Given exercise
Transcribe the listing word for word.
--- Begin ---
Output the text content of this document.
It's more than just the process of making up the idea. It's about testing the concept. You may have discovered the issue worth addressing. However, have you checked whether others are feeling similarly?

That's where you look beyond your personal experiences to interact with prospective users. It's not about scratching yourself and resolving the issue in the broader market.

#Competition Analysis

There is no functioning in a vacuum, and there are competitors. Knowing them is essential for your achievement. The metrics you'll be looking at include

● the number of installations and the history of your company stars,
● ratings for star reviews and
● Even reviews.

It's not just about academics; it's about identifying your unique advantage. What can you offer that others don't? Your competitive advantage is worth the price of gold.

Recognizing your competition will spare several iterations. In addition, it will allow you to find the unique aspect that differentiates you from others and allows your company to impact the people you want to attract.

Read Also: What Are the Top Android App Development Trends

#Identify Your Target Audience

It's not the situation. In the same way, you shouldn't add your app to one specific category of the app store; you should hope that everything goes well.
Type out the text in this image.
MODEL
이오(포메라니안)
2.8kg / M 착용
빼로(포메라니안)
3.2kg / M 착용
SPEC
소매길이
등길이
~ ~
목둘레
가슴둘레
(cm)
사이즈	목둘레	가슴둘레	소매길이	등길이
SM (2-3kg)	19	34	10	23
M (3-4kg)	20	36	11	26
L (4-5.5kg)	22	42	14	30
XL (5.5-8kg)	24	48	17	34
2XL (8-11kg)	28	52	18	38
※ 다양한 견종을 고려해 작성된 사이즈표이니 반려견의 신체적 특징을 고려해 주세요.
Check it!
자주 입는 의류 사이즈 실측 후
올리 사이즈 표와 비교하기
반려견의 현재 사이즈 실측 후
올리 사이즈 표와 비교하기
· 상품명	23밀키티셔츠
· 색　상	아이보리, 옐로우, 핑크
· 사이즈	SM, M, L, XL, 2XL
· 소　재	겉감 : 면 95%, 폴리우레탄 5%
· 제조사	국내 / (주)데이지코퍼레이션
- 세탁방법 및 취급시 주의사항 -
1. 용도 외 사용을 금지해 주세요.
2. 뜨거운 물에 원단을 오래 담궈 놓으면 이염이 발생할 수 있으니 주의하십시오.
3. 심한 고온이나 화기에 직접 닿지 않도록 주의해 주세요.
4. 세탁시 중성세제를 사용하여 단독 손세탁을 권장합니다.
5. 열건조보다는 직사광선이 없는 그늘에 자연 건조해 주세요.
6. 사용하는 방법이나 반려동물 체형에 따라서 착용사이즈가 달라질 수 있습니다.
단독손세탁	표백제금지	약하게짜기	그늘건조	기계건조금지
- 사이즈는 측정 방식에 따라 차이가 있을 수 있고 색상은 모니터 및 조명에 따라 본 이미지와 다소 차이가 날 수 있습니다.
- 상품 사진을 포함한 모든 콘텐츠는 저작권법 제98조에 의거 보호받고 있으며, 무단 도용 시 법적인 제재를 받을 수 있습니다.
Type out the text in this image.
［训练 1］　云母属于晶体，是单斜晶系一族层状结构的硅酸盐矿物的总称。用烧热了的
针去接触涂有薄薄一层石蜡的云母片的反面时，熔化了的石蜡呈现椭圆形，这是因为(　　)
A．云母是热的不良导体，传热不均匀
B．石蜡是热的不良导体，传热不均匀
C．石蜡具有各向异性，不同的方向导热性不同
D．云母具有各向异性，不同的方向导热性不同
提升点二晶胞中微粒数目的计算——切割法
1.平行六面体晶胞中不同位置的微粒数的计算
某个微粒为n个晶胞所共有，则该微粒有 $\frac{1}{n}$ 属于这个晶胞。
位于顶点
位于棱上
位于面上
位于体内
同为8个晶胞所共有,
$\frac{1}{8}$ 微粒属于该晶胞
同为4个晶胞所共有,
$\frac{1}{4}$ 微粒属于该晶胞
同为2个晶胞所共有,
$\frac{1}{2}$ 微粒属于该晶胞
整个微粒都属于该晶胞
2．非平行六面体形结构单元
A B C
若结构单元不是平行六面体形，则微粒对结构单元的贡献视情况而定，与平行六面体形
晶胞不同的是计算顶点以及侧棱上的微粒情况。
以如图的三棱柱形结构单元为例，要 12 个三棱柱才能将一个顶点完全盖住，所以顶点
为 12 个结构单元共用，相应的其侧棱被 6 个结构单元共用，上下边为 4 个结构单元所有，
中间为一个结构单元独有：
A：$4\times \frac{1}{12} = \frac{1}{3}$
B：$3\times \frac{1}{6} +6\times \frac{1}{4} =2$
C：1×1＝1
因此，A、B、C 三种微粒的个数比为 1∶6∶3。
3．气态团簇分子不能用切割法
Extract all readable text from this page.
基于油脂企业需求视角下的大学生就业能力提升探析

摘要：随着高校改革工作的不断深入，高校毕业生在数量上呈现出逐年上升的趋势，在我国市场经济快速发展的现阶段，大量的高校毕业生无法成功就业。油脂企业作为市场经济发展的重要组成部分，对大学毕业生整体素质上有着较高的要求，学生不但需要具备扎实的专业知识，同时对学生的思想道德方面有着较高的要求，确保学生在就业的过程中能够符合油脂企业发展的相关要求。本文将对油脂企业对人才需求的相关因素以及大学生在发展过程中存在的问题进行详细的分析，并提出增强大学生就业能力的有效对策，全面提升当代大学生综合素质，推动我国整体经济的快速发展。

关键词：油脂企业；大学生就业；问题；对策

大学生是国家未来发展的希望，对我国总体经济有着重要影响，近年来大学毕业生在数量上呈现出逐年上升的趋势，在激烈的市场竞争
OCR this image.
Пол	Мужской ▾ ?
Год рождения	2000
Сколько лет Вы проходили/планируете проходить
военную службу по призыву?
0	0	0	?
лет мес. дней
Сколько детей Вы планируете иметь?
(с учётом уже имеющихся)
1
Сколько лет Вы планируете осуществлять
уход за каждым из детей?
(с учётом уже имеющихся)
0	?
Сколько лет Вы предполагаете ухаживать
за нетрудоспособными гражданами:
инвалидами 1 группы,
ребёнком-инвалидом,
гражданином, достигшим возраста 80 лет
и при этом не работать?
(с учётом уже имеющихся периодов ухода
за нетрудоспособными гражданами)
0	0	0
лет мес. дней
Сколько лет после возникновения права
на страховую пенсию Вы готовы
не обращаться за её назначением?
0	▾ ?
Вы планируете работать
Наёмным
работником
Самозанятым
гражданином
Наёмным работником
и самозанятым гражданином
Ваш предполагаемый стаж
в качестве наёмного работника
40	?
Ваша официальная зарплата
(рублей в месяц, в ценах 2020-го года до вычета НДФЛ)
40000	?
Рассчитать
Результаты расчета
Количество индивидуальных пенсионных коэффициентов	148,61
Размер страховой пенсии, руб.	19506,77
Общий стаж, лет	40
--- End ---
Correct answer
Output the text content of this document.
It's more than just the process of making up the idea. It's about testing the concept. You may have discovered the issue worth addressing. However, have you checked whether others are feeling similarly?

That's where you look beyond your personal experiences to interact with prospective users. It's not about scratching yourself and resolving the issue in the broader market.

#Competition Analysis

There is no functioning in a vacuum, and there are competitors. Knowing them is essential for your achievement. The metrics you'll be looking at include

● the number of installations and the history of your company stars,
● ratings for star reviews and
● Even reviews.

It's not just about academics; it's about identifying your unique advantage. What can you offer that others don't? Your competitive advantage is worth the price of gold.

Recognizing your competition will spare several iterations. In addition, it will allow you to find the unique aspect that differentiates you from others and allows your company to impact the people you want to attract.

Read Also: What Are the Top Android App Development Trends

#Identify Your Target Audience

It's not the situation. In the same way, you shouldn't add your app to one specific category of the app store; you should hope that everything goes well.
Type out the text in this image.
MODEL
이오(포메라니안)
2.8kg / M 착용
빼로(포메라니안)
3.2kg / M 착용
SPEC
소매길이
등길이
~ ~
목둘레
가슴둘레
(cm)
사이즈	목둘레	가슴둘레	소매길이	등길이
SM (2-3kg)	19	34	10	23
M (3-4kg)	20	36	11	26
L (4-5.5kg)	22	42	14	30
XL (5.5-8kg)	24	48	17	34
2XL (8-11kg)	28	52	18	38
※ 다양한 견종을 고려해 작성된 사이즈표이니 반려견의 신체적 특징을 고려해 주세요.
Check it!
자주 입는 의류 사이즈 실측 후
올리 사이즈 표와 비교하기
반려견의 현재 사이즈 실측 후
올리 사이즈 표와 비교하기
· 상품명	23밀키티셔츠
· 색　상	아이보리, 옐로우, 핑크
· 사이즈	SM, M, L, XL, 2XL
· 소　재	겉감 : 면 95%, 폴리우레탄 5%
· 제조사	국내 / (주)데이지코퍼레이션
- 세탁방법 및 취급시 주의사항 -
1. 용도 외 사용을 금지해 주세요.
2. 뜨거운 물에 원단을 오래 담궈 놓으면 이염이 발생할 수 있으니 주의하십시오.
3. 심한 고온이나 화기에 직접 닿지 않도록 주의해 주세요.
4. 세탁시 중성세제를 사용하여 단독 손세탁을 권장합니다.
5. 열건조보다는 직사광선이 없는 그늘에 자연 건조해 주세요.
6. 사용하는 방법이나 반려동물 체형에 따라서 착용사이즈가 달라질 수 있습니다.
단독손세탁	표백제금지	약하게짜기	그늘건조	기계건조금지
- 사이즈는 측정 방식에 따라 차이가 있을 수 있고 색상은 모니터 및 조명에 따라 본 이미지와 다소 차이가 날 수 있습니다.
- 상품 사진을 포함한 모든 콘텐츠는 저작권법 제98조에 의거 보호받고 있으며, 무단 도용 시 법적인 제재를 받을 수 있습니다.
Type out the text in this image.
［训练 1］　云母属于晶体，是单斜晶系一族层状结构的硅酸盐矿物的总称。用烧热了的
针去接触涂有薄薄一层石蜡的云母片的反面时，熔化了的石蜡呈现椭圆形，这是因为(　　)
A．云母是热的不良导体，传热不均匀
B．石蜡是热的不良导体，传热不均匀
C．石蜡具有各向异性，不同的方向导热性不同
D．云母具有各向异性，不同的方向导热性不同
提升点二晶胞中微粒数目的计算——切割法
1.平行六面体晶胞中不同位置的微粒数的计算
某个微粒为n个晶胞所共有，则该微粒有 $\frac{1}{n}$ 属于这个晶胞。
位于顶点
位于棱上
位于面上
位于体内
同为8个晶胞所共有,
$\frac{1}{8}$ 微粒属于该晶胞
同为4个晶胞所共有,
$\frac{1}{4}$ 微粒属于该晶胞
同为2个晶胞所共有,
$\frac{1}{2}$ 微粒属于该晶胞
整个微粒都属于该晶胞
2．非平行六面体形结构单元
A B C
若结构单元不是平行六面体形，则微粒对结构单元的贡献视情况而定，与平行六面体形
晶胞不同的是计算顶点以及侧棱上的微粒情况。
以如图的三棱柱形结构单元为例，要 12 个三棱柱才能将一个顶点完全盖住，所以顶点
为 12 个结构单元共用，相应的其侧棱被 6 个结构单元共用，上下边为 4 个结构单元所有，
中间为一个结构单元独有：
A：$4\times \frac{1}{12} = \frac{1}{3}$
B：$3\times \frac{1}{6} +6\times \frac{1}{4} =2$
C：1×1＝1
因此，A、B、C 三种微粒的个数比为 1∶6∶3。
3．气态团簇分子不能用切割法
Extract all readable text from this page.
基于油脂企业需求视角下的大学生就业能力提升探析

摘要：随着高校改革工作的不断深入，高校毕业生在数量上呈现出逐年上升的趋势，在我国市场经济快速发展的现阶段，大量的高校毕业生无法成功就业。油脂企业作为市场经济发展的重要组成部分，对大学毕业生整体素质上有着较高的要求，学生不但需要具备扎实的专业知识，同时对学生的思想道德方面有着较高的要求，确保学生在就业的过程中能够符合油脂企业发展的相关要求。本文将对油脂企业对人才需求的相关因素以及大学生在发展过程中存在的问题进行详细的分析，并提出增强大学生就业能力的有效对策，全面提升当代大学生综合素质，推动我国整体经济的快速发展。

关键词：油脂企业；大学生就业；问题；对策

大学生是国家未来发展的希望，对我国总体经济有着重要影响，近年来大学毕业生在数量上呈现出逐年上升的趋势，在激烈的市场竞争
OCR this image.
Пол	Мужской ▾ ?
Год рождения	2000
Сколько лет Вы проходили/планируете проходить
военную службу по призыву?
0	0	0	?
лет мес. дней
Сколько детей Вы планируете иметь?
(с учётом уже имеющихся)
1
Сколько лет Вы планируете осуществлять
уход за каждым из детей?
(с учётом уже имеющихся)
0	?
Сколько лет Вы предполагаете ухаживать
за нетрудоспособными гражданами:
инвалидами 1 группы,
ребёнком-инвалидом,
гражданином, достигшим возраста 80 лет
и при этом не работать?
(с учётом уже имеющихся периодов ухода
за нетрудоспособными гражданами)
0	0	0
лет мес. дней
Сколько лет после возникновения права
на страховую пенсию Вы готовы
не обращаться за её назначением?
0	▾ ?
Вы планируете работать
Наёмным
работником
Самозанятым
гражданином
Наёмным работником
и самозанятым гражданином
Ваш предполагаемый стаж
в качестве наёмного работника
40	?
Ваша официальная зарплата
(рублей в месяц, в ценах 2020-го года до вычета НДФЛ)
40000	?
Рассчитать
Результаты расчета
Количество индивидуальных пенсионных коэффициентов	148,61
Размер страховой пенсии, руб.	19506,77
Общий стаж, лет	40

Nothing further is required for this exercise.